**Goal**
Make an exact transcription of the material, leaving out all images.

**Data section**
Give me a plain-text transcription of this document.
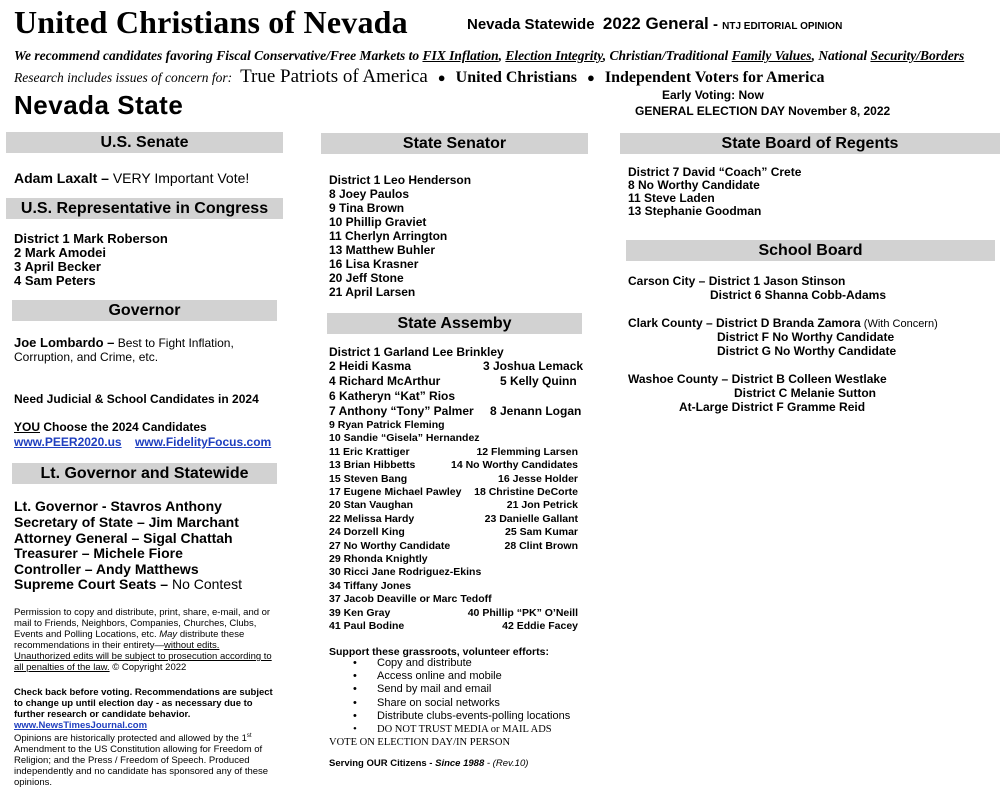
United Christians of Nevada	Nevada Statewide 2022 General - NTJ EDITORIAL OPINION
We recommend candidates favoring Fiscal Conservative/Free Markets to FIX Inflation, Election Integrity, Christian/Traditional Family Values, National Security/Borders
Research includes issues of concern for: True Patriots of America ● United Christians ● Independent Voters for America
Nevada State	Early Voting: Now
GENERAL ELECTION DAY November 8, 2022
U.S. Senate
Adam Laxalt – VERY Important Vote!
U.S. Representative in Congress
District 1 Mark Roberson
2 Mark Amodei
3 April Becker
4 Sam Peters
Governor
Joe Lombardo – Best to Fight Inflation,
Corruption, and Crime, etc.
Need Judicial & School Candidates in 2024
YOU Choose the 2024 Candidates
www.PEER2020.us www.FidelityFocus.com
Lt. Governor and Statewide
Lt. Governor - Stavros Anthony
Secretary of State – Jim Marchant
Attorney General – Sigal Chattah
Treasurer – Michele Fiore
Controller – Andy Matthews
Supreme Court Seats – No Contest
Permission to copy and distribute, print, share, e-mail, and or mail to Friends, Neighbors, Companies, Churches, Clubs, Events and Polling Locations, etc. May distribute these recommendations in their entirety—without edits.
Unauthorized edits will be subject to prosecution according to all penalties of the law. © Copyright 2022
Check back before voting. Recommendations are subject to change up until election day - as necessary due to further research or candidate behavior.
www.NewsTimesJournal.com
Opinions are historically protected and allowed by the 1st Amendment to the US Constitution allowing for Freedom of Religion; and the Press / Freedom of Speech. Produced independently and no candidate has sponsored any of these opinions.
State Senator
District 1 Leo Henderson
8 Joey Paulos
9 Tina Brown
10 Phillip Graviet
11 Cherlyn Arrington
13 Matthew Buhler
16 Lisa Krasner
20 Jeff Stone
21 April Larsen
State Assemby
District 1 Garland Lee Brinkley
2 Heidi Kasma	3 Joshua Lemack
4 Richard McArthur	5 Kelly Quinn
6 Katheryn “Kat” Rios
7 Anthony “Tony” Palmer 8 Jenann Logan
9 Ryan Patrick Fleming
10 Sandie “Gisela” Hernandez
11 Eric Krattiger	12 Flemming Larsen
13 Brian Hibbetts	14 No Worthy Candidates
15 Steven Bang	16 Jesse Holder
17 Eugene Michael Pawley 18 Christine DeCorte
20 Stan Vaughan	21 Jon Petrick
22 Melissa Hardy	23 Danielle Gallant
24 Dorzell King	25 Sam Kumar
27 No Worthy Candidate	28 Clint Brown
29 Rhonda Knightly
30 Ricci Jane Rodriguez-Ekins
34 Tiffany Jones
37 Jacob Deaville or Marc Tedoff
39 Ken Gray	40 Phillip “PK” O’Neill
41 Paul Bodine	42 Eddie Facey
Support these grassroots, volunteer efforts:
• Copy and distribute
• Access online and mobile
• Send by mail and email
• Share on social networks
• Distribute clubs-events-polling locations
• DO NOT TRUST MEDIA or MAIL ADS
VOTE ON ELECTION DAY/IN PERSON
Serving OUR Citizens - Since 1988 - (Rev.10)
State Board of Regents
District 7 David “Coach” Crete
8 No Worthy Candidate
11 Steve Laden
13 Stephanie Goodman
School Board
Carson City – District 1 Jason Stinson
District 6 Shanna Cobb-Adams
Clark County – District D Branda Zamora (With Concern)
District F No Worthy Candidate
District G No Worthy Candidate
Washoe County – District B Colleen Westlake
District C Melanie Sutton
At-Large District F Gramme Reid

**Expected output**
Give me a plain-text transcription of this document.
United Christians of Nevada	Nevada Statewide 2022 General - NTJ EDITORIAL OPINION
We recommend candidates favoring Fiscal Conservative/Free Markets to FIX Inflation, Election Integrity, Christian/Traditional Family Values, National Security/Borders
Research includes issues of concern for: True Patriots of America ● United Christians ● Independent Voters for America
Nevada State	Early Voting: Now
GENERAL ELECTION DAY November 8, 2022
U.S. Senate
Adam Laxalt – VERY Important Vote!
U.S. Representative in Congress
District 1 Mark Roberson
2 Mark Amodei
3 April Becker
4 Sam Peters
Governor
Joe Lombardo – Best to Fight Inflation,
Corruption, and Crime, etc.
Need Judicial & School Candidates in 2024
YOU Choose the 2024 Candidates
www.PEER2020.us www.FidelityFocus.com
Lt. Governor and Statewide
Lt. Governor - Stavros Anthony
Secretary of State – Jim Marchant
Attorney General – Sigal Chattah
Treasurer – Michele Fiore
Controller – Andy Matthews
Supreme Court Seats – No Contest
Permission to copy and distribute, print, share, e-mail, and or mail to Friends, Neighbors, Companies, Churches, Clubs, Events and Polling Locations, etc. May distribute these recommendations in their entirety—without edits.
Unauthorized edits will be subject to prosecution according to all penalties of the law. © Copyright 2022
Check back before voting. Recommendations are subject to change up until election day - as necessary due to further research or candidate behavior.
www.NewsTimesJournal.com
Opinions are historically protected and allowed by the 1st Amendment to the US Constitution allowing for Freedom of Religion; and the Press / Freedom of Speech. Produced independently and no candidate has sponsored any of these opinions.
State Senator
District 1 Leo Henderson
8 Joey Paulos
9 Tina Brown
10 Phillip Graviet
11 Cherlyn Arrington
13 Matthew Buhler
16 Lisa Krasner
20 Jeff Stone
21 April Larsen
State Assemby
District 1 Garland Lee Brinkley
2 Heidi Kasma	3 Joshua Lemack
4 Richard McArthur	5 Kelly Quinn
6 Katheryn “Kat” Rios
7 Anthony “Tony” Palmer 8 Jenann Logan
9 Ryan Patrick Fleming
10 Sandie “Gisela” Hernandez
11 Eric Krattiger	12 Flemming Larsen
13 Brian Hibbetts	14 No Worthy Candidates
15 Steven Bang	16 Jesse Holder
17 Eugene Michael Pawley 18 Christine DeCorte
20 Stan Vaughan	21 Jon Petrick
22 Melissa Hardy	23 Danielle Gallant
24 Dorzell King	25 Sam Kumar
27 No Worthy Candidate	28 Clint Brown
29 Rhonda Knightly
30 Ricci Jane Rodriguez-Ekins
34 Tiffany Jones
37 Jacob Deaville or Marc Tedoff
39 Ken Gray	40 Phillip “PK” O’Neill
41 Paul Bodine	42 Eddie Facey
Support these grassroots, volunteer efforts:
• Copy and distribute
• Access online and mobile
• Send by mail and email
• Share on social networks
• Distribute clubs-events-polling locations
• DO NOT TRUST MEDIA or MAIL ADS
VOTE ON ELECTION DAY/IN PERSON
Serving OUR Citizens - Since 1988 - (Rev.10)
State Board of Regents
District 7 David “Coach” Crete
8 No Worthy Candidate
11 Steve Laden
13 Stephanie Goodman
School Board
Carson City – District 1 Jason Stinson
District 6 Shanna Cobb-Adams
Clark County – District D Branda Zamora (With Concern)
District F No Worthy Candidate
District G No Worthy Candidate
Washoe County – District B Colleen Westlake
District C Melanie Sutton
At-Large District F Gramme Reid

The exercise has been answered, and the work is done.